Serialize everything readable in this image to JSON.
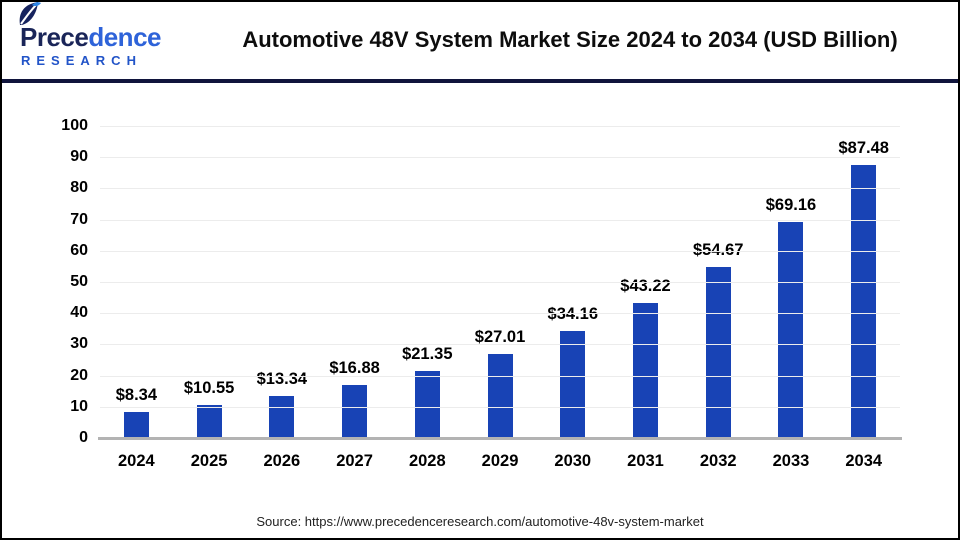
{
  "header": {
    "logo": {
      "brand_first": "Prece",
      "brand_second": "dence",
      "research": "RESEARCH",
      "brand_dark_color": "#1A2558",
      "brand_blue_color": "#2E63D9",
      "research_color": "#2254C8",
      "leaf_dark_color": "#16235E",
      "leaf_accent_color": "#2E86E8"
    },
    "title": "Automotive 48V System Market Size 2024 to 2034 (USD Billion)"
  },
  "chart_data": {
    "type": "bar",
    "title": "Automotive 48V System Market Size 2024 to 2034 (USD Billion)",
    "unit": "USD Billion",
    "categories": [
      "2024",
      "2025",
      "2026",
      "2027",
      "2028",
      "2029",
      "2030",
      "2031",
      "2032",
      "2033",
      "2034"
    ],
    "values": [
      8.34,
      10.55,
      13.34,
      16.88,
      21.35,
      27.01,
      34.16,
      43.22,
      54.67,
      69.16,
      87.48
    ],
    "bar_labels": [
      "$8.34",
      "$10.55",
      "$13.34",
      "$16.88",
      "$21.35",
      "$27.01",
      "$34.16",
      "$43.22",
      "$54.67",
      "$69.16",
      "$87.48"
    ],
    "ylim": [
      0,
      100
    ],
    "yticks": [
      0,
      10,
      20,
      30,
      40,
      50,
      60,
      70,
      80,
      90,
      100
    ],
    "grid": true,
    "legend": false,
    "bar_color": "#1843B5",
    "gridline_color": "#ECECEC",
    "baseline_color": "#B3B3B3"
  },
  "footer": {
    "source": "Source: https://www.precedenceresearch.com/automotive-48v-system-market"
  },
  "theme": {
    "divider_color": "#10143C",
    "border_color": "#000000",
    "background": "#FFFFFF"
  }
}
————————
▸ WHAT NEEDS TO BE DONE: Repeat all of the entries word for word, but omit the pictures.

▸ RESULT FOR THIS TASK:
Serialize everything readable in this image to JSON.
{
  "header": {
    "logo": {
      "brand_first": "Prece",
      "brand_second": "dence",
      "research": "RESEARCH",
      "brand_dark_color": "#1A2558",
      "brand_blue_color": "#2E63D9",
      "research_color": "#2254C8",
      "leaf_dark_color": "#16235E",
      "leaf_accent_color": "#2E86E8"
    },
    "title": "Automotive 48V System Market Size 2024 to 2034 (USD Billion)"
  },
  "chart_data": {
    "type": "bar",
    "title": "Automotive 48V System Market Size 2024 to 2034 (USD Billion)",
    "unit": "USD Billion",
    "categories": [
      "2024",
      "2025",
      "2026",
      "2027",
      "2028",
      "2029",
      "2030",
      "2031",
      "2032",
      "2033",
      "2034"
    ],
    "values": [
      8.34,
      10.55,
      13.34,
      16.88,
      21.35,
      27.01,
      34.16,
      43.22,
      54.67,
      69.16,
      87.48
    ],
    "bar_labels": [
      "$8.34",
      "$10.55",
      "$13.34",
      "$16.88",
      "$21.35",
      "$27.01",
      "$34.16",
      "$43.22",
      "$54.67",
      "$69.16",
      "$87.48"
    ],
    "ylim": [
      0,
      100
    ],
    "yticks": [
      0,
      10,
      20,
      30,
      40,
      50,
      60,
      70,
      80,
      90,
      100
    ],
    "grid": true,
    "legend": false,
    "bar_color": "#1843B5",
    "gridline_color": "#ECECEC",
    "baseline_color": "#B3B3B3"
  },
  "footer": {
    "source": "Source: https://www.precedenceresearch.com/automotive-48v-system-market"
  },
  "theme": {
    "divider_color": "#10143C",
    "border_color": "#000000",
    "background": "#FFFFFF"
  }
}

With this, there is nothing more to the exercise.